This is without the VM userid, right? It just means you have the global list exchange feature (GLX) activated in LMail, which you probably should not do at this point, at least not until everything else works and you have updated LMail to a version that does not think it is running in 1903 ;-) If this is with the VM userid, I do not understand what makes LMail forward the message to LISTTEST instead of just delivering it.

> RDR FILE 0128 SENT FROM LISTTEST PUN WAS 0076 RECS 0009 CPY  001 A NOHOLD
> NOKEEP
> 15 Jan 1903 08:50:09 Processing file 0128 from LISTTEST@MSACVM
> 15 Jan 1903 08:50:09 -> BSMTP from [log in to unmask]
> 15 Jan 1903 08:50:09 -> Message has "no forward" (L-NF) flag.
> 15 Jan 1903 08:50:09 -> 1 recipient (1 local).
> 15 Jan 1903 08:50:09 -> Sent delivery error for 1 recipient.

● Task material
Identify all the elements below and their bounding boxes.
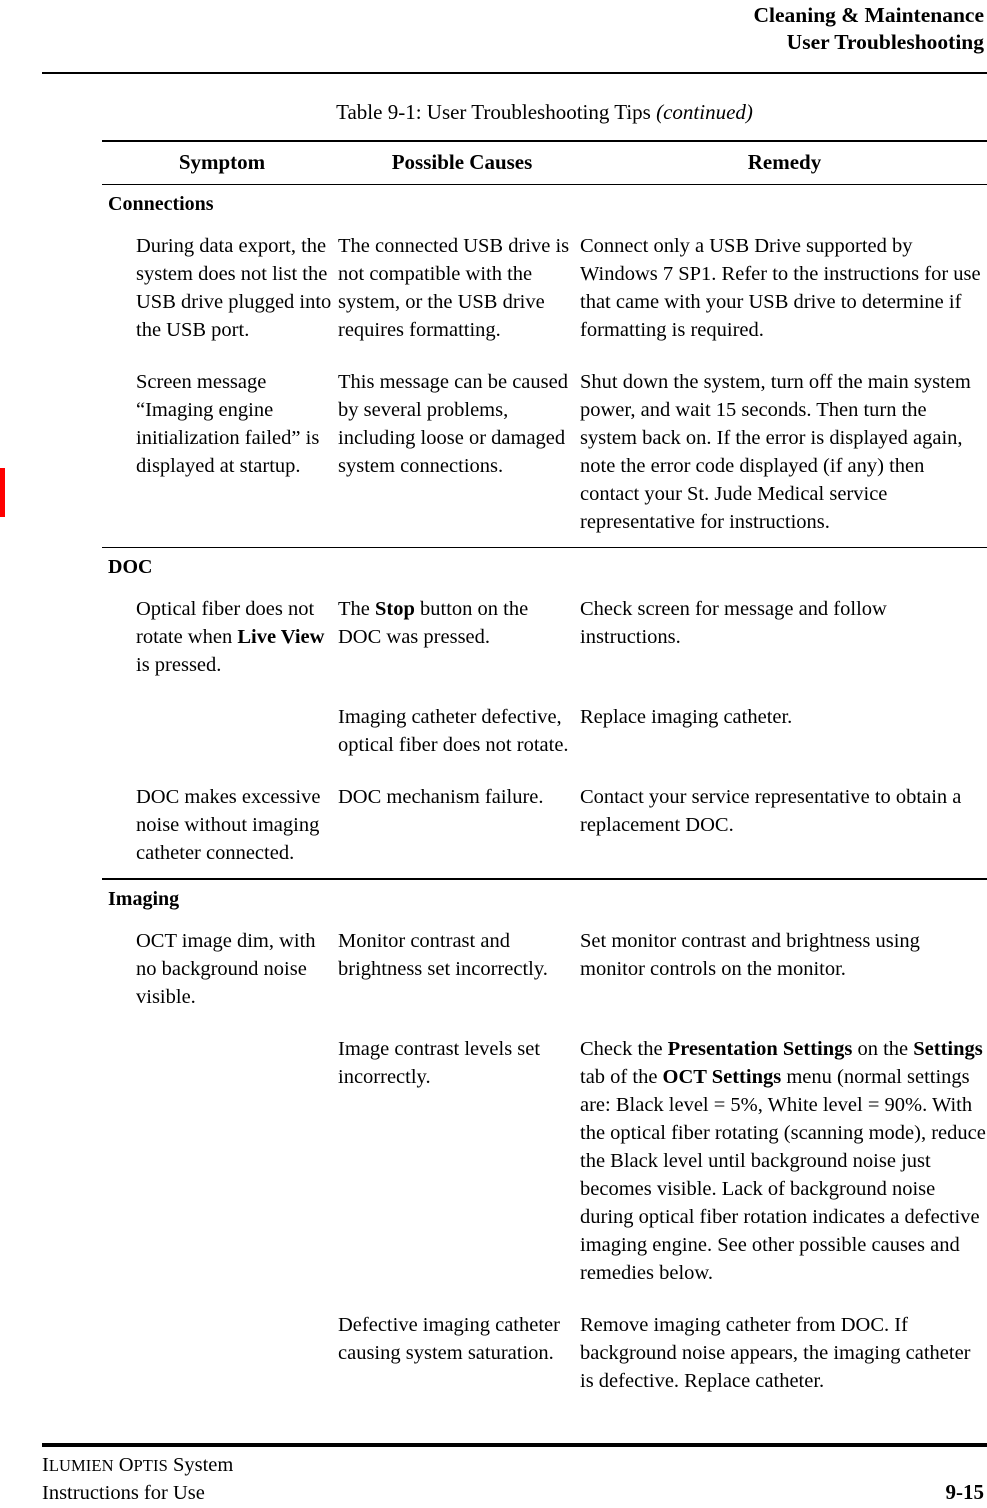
footer-document-type: Instructions for Use	[42, 1482, 205, 1504]
cell-symptom	[102, 1311, 338, 1395]
column-header-remedy: Remedy	[747, 149, 822, 174]
table-caption-main: Table 9-1: User Troubleshooting Tips	[336, 100, 657, 124]
cell-symptom: During data export, the system does not …	[136, 234, 332, 341]
header-section-title: User Troubleshooting	[786, 30, 984, 54]
cell-remedy: Remove imaging catheter from DOC. If bac…	[580, 1313, 971, 1392]
table-row: During data export, the system does not …	[102, 221, 987, 347]
cell-cause: The Stop button on the DOC was pressed.	[338, 598, 529, 649]
table-row: DOC makes excessive noise without imagin…	[102, 772, 987, 870]
cell-cause: This message can be caused by several pr…	[338, 370, 568, 477]
cell-cause: Monitor contrast and brightness set inco…	[338, 929, 548, 980]
row-spacer	[102, 1290, 987, 1300]
column-header-possible-causes: Possible Causes	[391, 149, 533, 174]
column-header-symptom: Symptom	[178, 149, 266, 174]
cell-symptom	[102, 703, 338, 759]
footer-divider-rule	[42, 1443, 987, 1447]
cell-cause: Image contrast levels set incorrectly.	[338, 1037, 541, 1088]
footer-product-system: System	[167, 1454, 234, 1476]
table-row: Imaging catheter defective, optical fibe…	[102, 692, 987, 762]
revision-change-bar	[0, 468, 5, 517]
table-caption-continued: (continued)	[656, 100, 753, 124]
document-page: Cleaning & Maintenance User Troubleshoot…	[0, 0, 987, 1508]
group-title-connections: Connections	[108, 192, 214, 215]
row-spacer	[102, 1014, 987, 1024]
cell-symptom: Screen message “Imaging engine initializ…	[136, 370, 320, 477]
table-row: Optical fiber does not rotate when Live …	[102, 584, 987, 682]
table-row: Defective imaging catheter causing syste…	[102, 1300, 987, 1398]
table-row: Screen message “Imaging engine initializ…	[102, 357, 987, 539]
cell-remedy: Contact your service representative to o…	[580, 786, 962, 837]
cell-symptom: Optical fiber does not rotate when Live …	[136, 598, 325, 677]
cell-cause: DOC mechanism failure.	[338, 786, 544, 809]
footer-product-o: O	[113, 1454, 134, 1476]
cell-symptom: DOC makes excessive noise without imagin…	[136, 786, 321, 865]
footer-page-number: 9-15	[945, 1480, 985, 1504]
cell-remedy: Check the Presentation Settings on the S…	[580, 1037, 986, 1284]
page-header: Cleaning & Maintenance User Troubleshoot…	[42, 0, 984, 56]
table-row: OCT image dim, with no background noise …	[102, 916, 987, 1014]
table-caption: Table 9-1: User Troubleshooting Tips (co…	[102, 99, 987, 125]
cell-remedy: Set monitor contrast and brightness usin…	[580, 929, 920, 980]
page-footer: ILUMIEN OPTIS System Instructions for Us…	[42, 1452, 984, 1507]
footer-product-i: I	[42, 1454, 49, 1476]
group-title-imaging: Imaging	[108, 887, 180, 910]
group-title-doc: DOC	[108, 556, 153, 579]
footer-product-lumien: LUMIEN	[48, 1456, 114, 1475]
header-chapter-title: Cleaning & Maintenance	[753, 3, 984, 27]
footer-line-2: Instructions for Use 9-15	[42, 1479, 984, 1507]
cell-symptom	[102, 1035, 338, 1287]
footer-product-name: ILUMIEN OPTIS System	[42, 1452, 233, 1479]
cell-symptom: OCT image dim, with no background noise …	[136, 929, 316, 1008]
row-spacer	[102, 762, 987, 772]
footer-product-ptis: PTIS	[133, 1456, 168, 1475]
footer-line-1: ILUMIEN OPTIS System	[42, 1452, 984, 1479]
cell-cause: Imaging catheter defective, optical fibe…	[338, 706, 569, 757]
cell-remedy: Check screen for message and follow inst…	[580, 598, 887, 649]
troubleshooting-table: Symptom Possible Causes Remedy Connectio…	[102, 140, 987, 1398]
row-spacer	[102, 682, 987, 692]
header-divider-rule	[42, 72, 987, 74]
cell-remedy: Shut down the system, turn off the main …	[580, 370, 971, 533]
cell-remedy: Connect only a USB Drive supported by Wi…	[580, 234, 981, 341]
cell-remedy: Replace imaging catheter.	[580, 706, 793, 729]
table-row: Image contrast levels set incorrectly. C…	[102, 1024, 987, 1290]
row-spacer	[102, 347, 987, 357]
cell-cause: The connected USB drive is not compatibl…	[338, 234, 570, 341]
cell-cause: Defective imaging catheter causing syste…	[338, 1313, 560, 1364]
table-header-row: Symptom Possible Causes Remedy	[102, 142, 987, 184]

● Task instructions
a: Repeat the LMail passage word for word, everything from "This is without" down to "for 1 recipient.".
b: Revise the lines of the entries from the one containing "footer-document-type: Instructions for" down to the one containing "1290, 987, 1300]", changing "cell-cause" to "cell-reason" and keeping everything else the same.
The entries are unrelated to the LMail passage.

● Results in order
a:
This is without the VM userid, right? It just means you have the global list exchange feature (GLX) activated in LMail, which you probably should not do at this point, at least not until everything else works and you have updated LMail to a version that does not think it is running in 1903 ;-) If this is with the VM userid, I do not understand what makes LMail forward the message to LISTTEST instead of just delivering it.

> RDR FILE 0128 SENT FROM LISTTEST PUN WAS 0076 RECS 0009 CPY  001 A NOHOLD
> NOKEEP
> 15 Jan 1903 08:50:09 Processing file 0128 from LISTTEST@MSACVM
> 15 Jan 1903 08:50:09 -> BSMTP from [log in to unmask]
> 15 Jan 1903 08:50:09 -> Message has "no forward" (L-NF) flag.
> 15 Jan 1903 08:50:09 -> 1 recipient (1 local).
> 15 Jan 1903 08:50:09 -> Sent delivery error for 1 recipient.

b:
footer-document-type: Instructions for Use	[42, 1482, 205, 1504]
cell-symptom	[102, 1311, 338, 1395]
column-header-remedy: Remedy	[747, 149, 822, 174]
table-caption-main: Table 9-1: User Troubleshooting Tips	[336, 100, 657, 124]
cell-symptom: During data export, the system does not …	[136, 234, 332, 341]
header-section-title: User Troubleshooting	[786, 30, 984, 54]
cell-remedy: Remove imaging catheter from DOC. If bac…	[580, 1313, 971, 1392]
table-row: During data export, the system does not …	[102, 221, 987, 347]
cell-reason: The Stop button on the DOC was pressed.	[338, 598, 529, 649]
table-row: DOC makes excessive noise without imagin…	[102, 772, 987, 870]
cell-reason: This message can be caused by several pr…	[338, 370, 568, 477]
cell-reason: Monitor contrast and brightness set inco…	[338, 929, 548, 980]
row-spacer	[102, 1290, 987, 1300]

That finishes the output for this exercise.